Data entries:
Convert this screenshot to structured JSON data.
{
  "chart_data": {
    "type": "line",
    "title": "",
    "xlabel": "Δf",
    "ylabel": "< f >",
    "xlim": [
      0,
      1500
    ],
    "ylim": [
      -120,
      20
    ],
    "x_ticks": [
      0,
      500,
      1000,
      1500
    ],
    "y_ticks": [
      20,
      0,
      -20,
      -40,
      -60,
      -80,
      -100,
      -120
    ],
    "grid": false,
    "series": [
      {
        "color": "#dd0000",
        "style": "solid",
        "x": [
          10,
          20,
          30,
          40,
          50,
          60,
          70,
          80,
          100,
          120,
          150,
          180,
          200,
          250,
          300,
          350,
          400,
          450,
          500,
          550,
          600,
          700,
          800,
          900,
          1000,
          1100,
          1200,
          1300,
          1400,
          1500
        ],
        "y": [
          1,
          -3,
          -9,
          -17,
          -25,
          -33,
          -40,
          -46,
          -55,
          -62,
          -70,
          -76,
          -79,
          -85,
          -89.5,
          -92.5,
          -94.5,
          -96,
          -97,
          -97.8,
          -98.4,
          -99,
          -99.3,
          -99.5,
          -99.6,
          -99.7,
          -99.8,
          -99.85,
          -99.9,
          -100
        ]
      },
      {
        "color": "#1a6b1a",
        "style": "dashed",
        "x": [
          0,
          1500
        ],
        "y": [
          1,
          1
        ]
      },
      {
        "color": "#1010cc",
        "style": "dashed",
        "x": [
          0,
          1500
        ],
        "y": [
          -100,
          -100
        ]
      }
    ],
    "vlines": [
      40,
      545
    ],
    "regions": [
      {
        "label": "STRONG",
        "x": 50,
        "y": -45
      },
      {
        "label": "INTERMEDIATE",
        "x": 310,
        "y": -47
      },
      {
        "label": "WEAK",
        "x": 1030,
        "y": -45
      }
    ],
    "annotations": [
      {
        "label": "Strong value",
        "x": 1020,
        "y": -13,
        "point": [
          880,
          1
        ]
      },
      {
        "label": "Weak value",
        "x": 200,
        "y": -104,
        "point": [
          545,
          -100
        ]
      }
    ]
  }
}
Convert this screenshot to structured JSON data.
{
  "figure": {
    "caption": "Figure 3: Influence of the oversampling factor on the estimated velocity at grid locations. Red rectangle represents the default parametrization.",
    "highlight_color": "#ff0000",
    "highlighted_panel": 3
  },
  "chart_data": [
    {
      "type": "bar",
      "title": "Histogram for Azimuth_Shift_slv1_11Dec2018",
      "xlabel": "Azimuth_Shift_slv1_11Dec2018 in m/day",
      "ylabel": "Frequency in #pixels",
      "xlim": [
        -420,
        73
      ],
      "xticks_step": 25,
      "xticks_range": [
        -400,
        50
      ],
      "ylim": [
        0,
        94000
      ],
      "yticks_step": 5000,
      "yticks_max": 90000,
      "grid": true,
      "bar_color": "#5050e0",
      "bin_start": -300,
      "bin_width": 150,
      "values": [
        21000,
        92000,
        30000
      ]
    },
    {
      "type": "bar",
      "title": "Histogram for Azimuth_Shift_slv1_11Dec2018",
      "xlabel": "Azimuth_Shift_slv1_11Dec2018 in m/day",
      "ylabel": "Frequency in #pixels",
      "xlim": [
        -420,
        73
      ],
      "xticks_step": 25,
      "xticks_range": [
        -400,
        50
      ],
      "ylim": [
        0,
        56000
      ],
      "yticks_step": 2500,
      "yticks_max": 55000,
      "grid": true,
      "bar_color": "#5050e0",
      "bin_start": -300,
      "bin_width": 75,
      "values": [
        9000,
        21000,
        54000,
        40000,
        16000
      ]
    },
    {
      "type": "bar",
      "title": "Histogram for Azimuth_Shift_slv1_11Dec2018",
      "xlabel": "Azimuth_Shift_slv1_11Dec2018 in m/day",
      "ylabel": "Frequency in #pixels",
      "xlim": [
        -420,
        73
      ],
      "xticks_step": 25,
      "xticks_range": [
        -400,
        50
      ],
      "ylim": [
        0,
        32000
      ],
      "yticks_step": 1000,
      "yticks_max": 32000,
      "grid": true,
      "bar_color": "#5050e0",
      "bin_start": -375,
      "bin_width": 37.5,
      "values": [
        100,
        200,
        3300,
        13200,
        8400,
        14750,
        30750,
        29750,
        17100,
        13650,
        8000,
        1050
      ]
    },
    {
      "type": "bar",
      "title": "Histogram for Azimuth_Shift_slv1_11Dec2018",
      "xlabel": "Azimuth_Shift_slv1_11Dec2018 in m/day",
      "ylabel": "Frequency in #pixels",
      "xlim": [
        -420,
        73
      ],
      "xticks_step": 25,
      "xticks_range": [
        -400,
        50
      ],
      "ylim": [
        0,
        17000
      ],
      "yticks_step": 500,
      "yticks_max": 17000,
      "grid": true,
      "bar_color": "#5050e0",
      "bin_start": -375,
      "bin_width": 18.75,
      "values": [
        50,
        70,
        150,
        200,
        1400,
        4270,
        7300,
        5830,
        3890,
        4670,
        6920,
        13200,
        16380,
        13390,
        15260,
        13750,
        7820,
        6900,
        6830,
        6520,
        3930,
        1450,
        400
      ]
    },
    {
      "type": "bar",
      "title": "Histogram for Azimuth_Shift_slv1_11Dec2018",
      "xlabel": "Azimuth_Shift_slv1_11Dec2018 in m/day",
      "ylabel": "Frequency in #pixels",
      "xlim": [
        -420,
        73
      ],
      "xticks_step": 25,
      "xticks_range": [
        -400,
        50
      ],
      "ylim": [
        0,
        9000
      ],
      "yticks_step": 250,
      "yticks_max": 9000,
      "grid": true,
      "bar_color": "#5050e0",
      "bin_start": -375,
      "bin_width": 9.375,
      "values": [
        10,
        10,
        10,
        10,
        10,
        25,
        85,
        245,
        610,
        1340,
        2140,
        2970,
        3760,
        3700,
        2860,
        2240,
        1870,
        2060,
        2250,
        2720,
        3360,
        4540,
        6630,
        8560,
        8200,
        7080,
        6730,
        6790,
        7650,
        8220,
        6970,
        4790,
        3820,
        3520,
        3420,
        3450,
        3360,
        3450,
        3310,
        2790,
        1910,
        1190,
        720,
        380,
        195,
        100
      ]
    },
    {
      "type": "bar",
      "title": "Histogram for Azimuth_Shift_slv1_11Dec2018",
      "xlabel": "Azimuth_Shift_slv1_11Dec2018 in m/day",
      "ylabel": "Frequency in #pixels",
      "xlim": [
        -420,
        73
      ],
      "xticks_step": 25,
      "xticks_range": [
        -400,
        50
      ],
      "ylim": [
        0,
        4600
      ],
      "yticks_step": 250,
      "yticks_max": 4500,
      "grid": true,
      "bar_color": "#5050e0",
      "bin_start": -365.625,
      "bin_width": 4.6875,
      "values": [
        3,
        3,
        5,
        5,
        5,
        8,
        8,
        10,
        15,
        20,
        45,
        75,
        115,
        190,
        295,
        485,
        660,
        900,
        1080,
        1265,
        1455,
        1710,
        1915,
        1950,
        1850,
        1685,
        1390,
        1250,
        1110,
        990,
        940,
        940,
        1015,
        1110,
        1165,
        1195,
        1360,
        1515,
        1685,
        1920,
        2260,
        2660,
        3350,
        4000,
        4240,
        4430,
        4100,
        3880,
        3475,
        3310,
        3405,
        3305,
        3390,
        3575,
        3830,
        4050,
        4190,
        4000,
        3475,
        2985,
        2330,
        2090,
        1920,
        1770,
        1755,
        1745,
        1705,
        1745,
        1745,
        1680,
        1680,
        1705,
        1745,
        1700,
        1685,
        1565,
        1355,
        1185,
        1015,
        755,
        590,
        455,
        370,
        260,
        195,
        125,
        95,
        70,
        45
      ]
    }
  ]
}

• **PROBLEM**: Output every record above exactly as it appears.

• **THE RESULT**:
Convert this screenshot to structured JSON data.
{
  "chart_data": {
    "type": "line",
    "title": "",
    "xlabel": "Δf",
    "ylabel": "< f >",
    "xlim": [
      0,
      1500
    ],
    "ylim": [
      -120,
      20
    ],
    "x_ticks": [
      0,
      500,
      1000,
      1500
    ],
    "y_ticks": [
      20,
      0,
      -20,
      -40,
      -60,
      -80,
      -100,
      -120
    ],
    "grid": false,
    "series": [
      {
        "color": "#dd0000",
        "style": "solid",
        "x": [
          10,
          20,
          30,
          40,
          50,
          60,
          70,
          80,
          100,
          120,
          150,
          180,
          200,
          250,
          300,
          350,
          400,
          450,
          500,
          550,
          600,
          700,
          800,
          900,
          1000,
          1100,
          1200,
          1300,
          1400,
          1500
        ],
        "y": [
          1,
          -3,
          -9,
          -17,
          -25,
          -33,
          -40,
          -46,
          -55,
          -62,
          -70,
          -76,
          -79,
          -85,
          -89.5,
          -92.5,
          -94.5,
          -96,
          -97,
          -97.8,
          -98.4,
          -99,
          -99.3,
          -99.5,
          -99.6,
          -99.7,
          -99.8,
          -99.85,
          -99.9,
          -100
        ]
      },
      {
        "color": "#1a6b1a",
        "style": "dashed",
        "x": [
          0,
          1500
        ],
        "y": [
          1,
          1
        ]
      },
      {
        "color": "#1010cc",
        "style": "dashed",
        "x": [
          0,
          1500
        ],
        "y": [
          -100,
          -100
        ]
      }
    ],
    "vlines": [
      40,
      545
    ],
    "regions": [
      {
        "label": "STRONG",
        "x": 50,
        "y": -45
      },
      {
        "label": "INTERMEDIATE",
        "x": 310,
        "y": -47
      },
      {
        "label": "WEAK",
        "x": 1030,
        "y": -45
      }
    ],
    "annotations": [
      {
        "label": "Strong value",
        "x": 1020,
        "y": -13,
        "point": [
          880,
          1
        ]
      },
      {
        "label": "Weak value",
        "x": 200,
        "y": -104,
        "point": [
          545,
          -100
        ]
      }
    ]
  }
}
Convert this screenshot to structured JSON data.
{
  "figure": {
    "caption": "Figure 3: Influence of the oversampling factor on the estimated velocity at grid locations. Red rectangle represents the default parametrization.",
    "highlight_color": "#ff0000",
    "highlighted_panel": 3
  },
  "chart_data": [
    {
      "type": "bar",
      "title": "Histogram for Azimuth_Shift_slv1_11Dec2018",
      "xlabel": "Azimuth_Shift_slv1_11Dec2018 in m/day",
      "ylabel": "Frequency in #pixels",
      "xlim": [
        -420,
        73
      ],
      "xticks_step": 25,
      "xticks_range": [
        -400,
        50
      ],
      "ylim": [
        0,
        94000
      ],
      "yticks_step": 5000,
      "yticks_max": 90000,
      "grid": true,
      "bar_color": "#5050e0",
      "bin_start": -300,
      "bin_width": 150,
      "values": [
        21000,
        92000,
        30000
      ]
    },
    {
      "type": "bar",
      "title": "Histogram for Azimuth_Shift_slv1_11Dec2018",
      "xlabel": "Azimuth_Shift_slv1_11Dec2018 in m/day",
      "ylabel": "Frequency in #pixels",
      "xlim": [
        -420,
        73
      ],
      "xticks_step": 25,
      "xticks_range": [
        -400,
        50
      ],
      "ylim": [
        0,
        56000
      ],
      "yticks_step": 2500,
      "yticks_max": 55000,
      "grid": true,
      "bar_color": "#5050e0",
      "bin_start": -300,
      "bin_width": 75,
      "values": [
        9000,
        21000,
        54000,
        40000,
        16000
      ]
    },
    {
      "type": "bar",
      "title": "Histogram for Azimuth_Shift_slv1_11Dec2018",
      "xlabel": "Azimuth_Shift_slv1_11Dec2018 in m/day",
      "ylabel": "Frequency in #pixels",
      "xlim": [
        -420,
        73
      ],
      "xticks_step": 25,
      "xticks_range": [
        -400,
        50
      ],
      "ylim": [
        0,
        32000
      ],
      "yticks_step": 1000,
      "yticks_max": 32000,
      "grid": true,
      "bar_color": "#5050e0",
      "bin_start": -375,
      "bin_width": 37.5,
      "values": [
        100,
        200,
        3300,
        13200,
        8400,
        14750,
        30750,
        29750,
        17100,
        13650,
        8000,
        1050
      ]
    },
    {
      "type": "bar",
      "title": "Histogram for Azimuth_Shift_slv1_11Dec2018",
      "xlabel": "Azimuth_Shift_slv1_11Dec2018 in m/day",
      "ylabel": "Frequency in #pixels",
      "xlim": [
        -420,
        73
      ],
      "xticks_step": 25,
      "xticks_range": [
        -400,
        50
      ],
      "ylim": [
        0,
        17000
      ],
      "yticks_step": 500,
      "yticks_max": 17000,
      "grid": true,
      "bar_color": "#5050e0",
      "bin_start": -375,
      "bin_width": 18.75,
      "values": [
        50,
        70,
        150,
        200,
        1400,
        4270,
        7300,
        5830,
        3890,
        4670,
        6920,
        13200,
        16380,
        13390,
        15260,
        13750,
        7820,
        6900,
        6830,
        6520,
        3930,
        1450,
        400
      ]
    },
    {
      "type": "bar",
      "title": "Histogram for Azimuth_Shift_slv1_11Dec2018",
      "xlabel": "Azimuth_Shift_slv1_11Dec2018 in m/day",
      "ylabel": "Frequency in #pixels",
      "xlim": [
        -420,
        73
      ],
      "xticks_step": 25,
      "xticks_range": [
        -400,
        50
      ],
      "ylim": [
        0,
        9000
      ],
      "yticks_step": 250,
      "yticks_max": 9000,
      "grid": true,
      "bar_color": "#5050e0",
      "bin_start": -375,
      "bin_width": 9.375,
      "values": [
        10,
        10,
        10,
        10,
        10,
        25,
        85,
        245,
        610,
        1340,
        2140,
        2970,
        3760,
        3700,
        2860,
        2240,
        1870,
        2060,
        2250,
        2720,
        3360,
        4540,
        6630,
        8560,
        8200,
        7080,
        6730,
        6790,
        7650,
        8220,
        6970,
        4790,
        3820,
        3520,
        3420,
        3450,
        3360,
        3450,
        3310,
        2790,
        1910,
        1190,
        720,
        380,
        195,
        100
      ]
    },
    {
      "type": "bar",
      "title": "Histogram for Azimuth_Shift_slv1_11Dec2018",
      "xlabel": "Azimuth_Shift_slv1_11Dec2018 in m/day",
      "ylabel": "Frequency in #pixels",
      "xlim": [
        -420,
        73
      ],
      "xticks_step": 25,
      "xticks_range": [
        -400,
        50
      ],
      "ylim": [
        0,
        4600
      ],
      "yticks_step": 250,
      "yticks_max": 4500,
      "grid": true,
      "bar_color": "#5050e0",
      "bin_start": -365.625,
      "bin_width": 4.6875,
      "values": [
        3,
        3,
        5,
        5,
        5,
        8,
        8,
        10,
        15,
        20,
        45,
        75,
        115,
        190,
        295,
        485,
        660,
        900,
        1080,
        1265,
        1455,
        1710,
        1915,
        1950,
        1850,
        1685,
        1390,
        1250,
        1110,
        990,
        940,
        940,
        1015,
        1110,
        1165,
        1195,
        1360,
        1515,
        1685,
        1920,
        2260,
        2660,
        3350,
        4000,
        4240,
        4430,
        4100,
        3880,
        3475,
        3310,
        3405,
        3305,
        3390,
        3575,
        3830,
        4050,
        4190,
        4000,
        3475,
        2985,
        2330,
        2090,
        1920,
        1770,
        1755,
        1745,
        1705,
        1745,
        1745,
        1680,
        1680,
        1705,
        1745,
        1700,
        1685,
        1565,
        1355,
        1185,
        1015,
        755,
        590,
        455,
        370,
        260,
        195,
        125,
        95,
        70,
        45
      ]
    }
  ]
}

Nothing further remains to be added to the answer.